→ **INSTRUCCIONES DE LA TAREA**
Indica si cada afirmación concuerda con el texto sobre la tormenta que aparece más abajo. Responde sí o no y cita textualmente las palabras que lo deciden. 1. La tormenta dejó un saldo de 50 muertes. 2. Lo mejor provino de la imprevisión pública. 3. Toda la producción del agro se destina a producir energía.

→ **PASAJE CITADO**
═══
Por: Julio C. Gambina
5 de abril de 2013
Por
estas horas todos hablan de la tormenta que asoló la Capital Federal, el Gran
Buenos Aires, y especialmente a la ciudad de La Plata, con un saldo elevado de
50 muertes evitables y miles de afectados con secuelas aún no evaluadas, no
solo económicas, sino humanas, de salud, e incluso culturales.
Lo
mejor provino de la solidaridad social. Lo peor de la imprevisión pública ante
situaciones de catástrofes.
Por
muchas razones, entre otras el cambio climático, resulta recurrente que se
presenten situaciones catastróficas, no solo en Argentina, sino en el mundo.
Un
imperativo de la época es analizar las consecuencias del cambio climático y
prevenirlas y más aún, combatirlas.
Eso
nos lleva al modelo productivo hegemónico a escala mundial que degrada a la
naturaleza, que la agrede en múltiples formas, con monocultivos, e
industrialización acompañada de organismos genéticamente modificados, todo con
el afán del crecimiento para satisfacer objetivos de lucro empresario, más que
en atender necesidades alimentarias de la población.
Es
por ello que buena parte de la producción del agro se utiliza para producir
energía. Así, la energía disputa con la alimentación la utilización de la
producción agraria. Es una mayor producción disputada para alimentar personas o
máquinas. La consecuencia sobre la naturaleza es gravosa, afectando el
metabolismo natural y la huella ecológica, con lo que se consume más naturaleza
que la que se puede auto reproducir.
Pero
esa rentabilidad acrecida es también utilizada en el negocio inmobiliario con
fines especulativos, sin planificación del hábitat para el vivir bien de la
población en su conjunto. El proceso de urbanización resulta de la aplicación
de ganancias al negocio de la construcción, más como resguardo de inversión que
para satisfacer la necesidad de techo de una población cercana a los 5 millones
de personas. Lo curioso es que existen tantas construcciones vacías, producto
de la valorización inmobiliaria, como demandantes de vivienda propia sin
posibilidad de acceso. En rigor, no solo ladrillos, sino que también se
orientan las inversiones hacia el parque automotor que inunda de hormigón el
espacio público.
═══
→ **LÍNEAS DE DATOS**
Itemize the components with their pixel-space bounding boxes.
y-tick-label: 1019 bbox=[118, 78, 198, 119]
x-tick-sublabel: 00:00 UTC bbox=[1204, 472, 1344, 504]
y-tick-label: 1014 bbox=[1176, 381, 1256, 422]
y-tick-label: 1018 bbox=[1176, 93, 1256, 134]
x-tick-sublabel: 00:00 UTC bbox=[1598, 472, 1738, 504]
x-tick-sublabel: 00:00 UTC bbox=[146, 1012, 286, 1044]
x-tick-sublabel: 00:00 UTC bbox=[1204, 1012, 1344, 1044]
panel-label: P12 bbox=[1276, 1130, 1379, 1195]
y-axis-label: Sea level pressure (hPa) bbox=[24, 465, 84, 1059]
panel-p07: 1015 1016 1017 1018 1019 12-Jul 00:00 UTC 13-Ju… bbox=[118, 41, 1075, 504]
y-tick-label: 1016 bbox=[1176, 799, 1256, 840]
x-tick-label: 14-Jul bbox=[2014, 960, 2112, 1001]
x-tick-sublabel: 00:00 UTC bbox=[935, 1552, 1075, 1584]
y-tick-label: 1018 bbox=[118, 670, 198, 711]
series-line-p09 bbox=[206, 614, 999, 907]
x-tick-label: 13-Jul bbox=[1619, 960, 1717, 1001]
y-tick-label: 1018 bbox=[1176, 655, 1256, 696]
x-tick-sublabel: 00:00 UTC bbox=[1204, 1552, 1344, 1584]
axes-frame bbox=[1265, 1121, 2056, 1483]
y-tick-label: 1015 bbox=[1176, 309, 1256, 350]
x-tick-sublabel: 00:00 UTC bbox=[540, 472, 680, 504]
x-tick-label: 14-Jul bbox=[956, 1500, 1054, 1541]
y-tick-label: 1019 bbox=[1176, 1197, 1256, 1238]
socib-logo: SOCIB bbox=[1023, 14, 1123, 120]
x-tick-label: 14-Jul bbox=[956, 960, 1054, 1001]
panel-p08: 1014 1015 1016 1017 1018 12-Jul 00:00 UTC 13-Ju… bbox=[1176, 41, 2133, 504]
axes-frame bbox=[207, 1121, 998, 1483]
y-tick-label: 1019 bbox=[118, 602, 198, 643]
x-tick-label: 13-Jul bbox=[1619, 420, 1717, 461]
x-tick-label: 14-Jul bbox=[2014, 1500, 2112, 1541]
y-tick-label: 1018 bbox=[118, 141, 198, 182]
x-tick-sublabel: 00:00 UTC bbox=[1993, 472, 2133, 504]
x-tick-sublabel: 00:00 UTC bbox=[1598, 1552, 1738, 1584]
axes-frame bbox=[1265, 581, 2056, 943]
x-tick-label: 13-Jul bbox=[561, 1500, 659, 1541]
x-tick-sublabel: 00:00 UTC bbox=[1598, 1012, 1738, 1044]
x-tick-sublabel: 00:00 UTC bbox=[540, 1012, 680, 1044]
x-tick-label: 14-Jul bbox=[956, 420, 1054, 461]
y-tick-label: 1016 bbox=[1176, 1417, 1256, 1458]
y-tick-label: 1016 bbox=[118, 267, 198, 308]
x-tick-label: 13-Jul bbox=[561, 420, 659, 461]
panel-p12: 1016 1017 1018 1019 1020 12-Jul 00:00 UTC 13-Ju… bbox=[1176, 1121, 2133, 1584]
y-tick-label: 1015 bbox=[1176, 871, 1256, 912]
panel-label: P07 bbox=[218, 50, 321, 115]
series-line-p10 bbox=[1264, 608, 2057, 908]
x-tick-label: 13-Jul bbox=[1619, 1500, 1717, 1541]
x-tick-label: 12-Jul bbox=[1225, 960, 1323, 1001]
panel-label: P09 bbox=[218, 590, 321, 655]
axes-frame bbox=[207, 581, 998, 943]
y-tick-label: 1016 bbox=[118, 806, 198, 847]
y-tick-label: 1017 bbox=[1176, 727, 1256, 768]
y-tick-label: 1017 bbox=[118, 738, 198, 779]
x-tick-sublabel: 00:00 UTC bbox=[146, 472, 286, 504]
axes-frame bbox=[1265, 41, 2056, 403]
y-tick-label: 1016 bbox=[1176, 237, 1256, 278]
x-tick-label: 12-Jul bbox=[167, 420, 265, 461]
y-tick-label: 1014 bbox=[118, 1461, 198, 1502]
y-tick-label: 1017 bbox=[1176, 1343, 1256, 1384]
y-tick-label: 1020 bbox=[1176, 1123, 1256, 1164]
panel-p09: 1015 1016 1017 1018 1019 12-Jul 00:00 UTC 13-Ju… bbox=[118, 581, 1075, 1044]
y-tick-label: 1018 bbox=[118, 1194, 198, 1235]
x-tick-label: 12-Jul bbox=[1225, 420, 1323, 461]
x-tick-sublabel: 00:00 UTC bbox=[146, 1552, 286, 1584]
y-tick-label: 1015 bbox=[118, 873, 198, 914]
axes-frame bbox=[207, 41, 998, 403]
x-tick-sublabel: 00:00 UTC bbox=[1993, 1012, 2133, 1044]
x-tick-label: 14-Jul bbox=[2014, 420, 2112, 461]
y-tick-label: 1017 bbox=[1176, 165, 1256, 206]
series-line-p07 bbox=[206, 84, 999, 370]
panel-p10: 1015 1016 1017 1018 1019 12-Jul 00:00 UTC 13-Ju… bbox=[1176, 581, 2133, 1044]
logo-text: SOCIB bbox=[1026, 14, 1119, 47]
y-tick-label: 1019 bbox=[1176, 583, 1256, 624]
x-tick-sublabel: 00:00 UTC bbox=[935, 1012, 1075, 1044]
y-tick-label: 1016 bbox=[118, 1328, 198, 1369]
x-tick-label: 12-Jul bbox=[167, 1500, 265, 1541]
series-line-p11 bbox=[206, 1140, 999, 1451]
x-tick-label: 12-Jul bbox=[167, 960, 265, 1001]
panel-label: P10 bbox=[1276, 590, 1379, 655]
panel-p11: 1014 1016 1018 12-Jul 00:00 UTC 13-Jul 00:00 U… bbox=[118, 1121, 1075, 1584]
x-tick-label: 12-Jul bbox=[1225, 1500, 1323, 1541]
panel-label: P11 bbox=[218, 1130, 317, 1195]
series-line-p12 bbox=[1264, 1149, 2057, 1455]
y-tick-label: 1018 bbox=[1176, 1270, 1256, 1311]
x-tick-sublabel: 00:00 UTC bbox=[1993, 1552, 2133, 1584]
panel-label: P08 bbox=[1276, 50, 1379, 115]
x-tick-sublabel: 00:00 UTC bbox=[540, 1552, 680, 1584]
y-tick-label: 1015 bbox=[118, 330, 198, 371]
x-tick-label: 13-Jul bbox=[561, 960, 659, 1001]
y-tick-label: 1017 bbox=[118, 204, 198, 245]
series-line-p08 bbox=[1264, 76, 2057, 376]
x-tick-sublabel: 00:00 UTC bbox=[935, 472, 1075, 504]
═══
→ **LA RESPUESTA**
1. Sí: "con un saldo elevado de 50 muertes evitables".
2. No: "Lo mejor provino de la solidaridad social".
3. No: "buena parte de la producción del agro se utiliza para producir energía".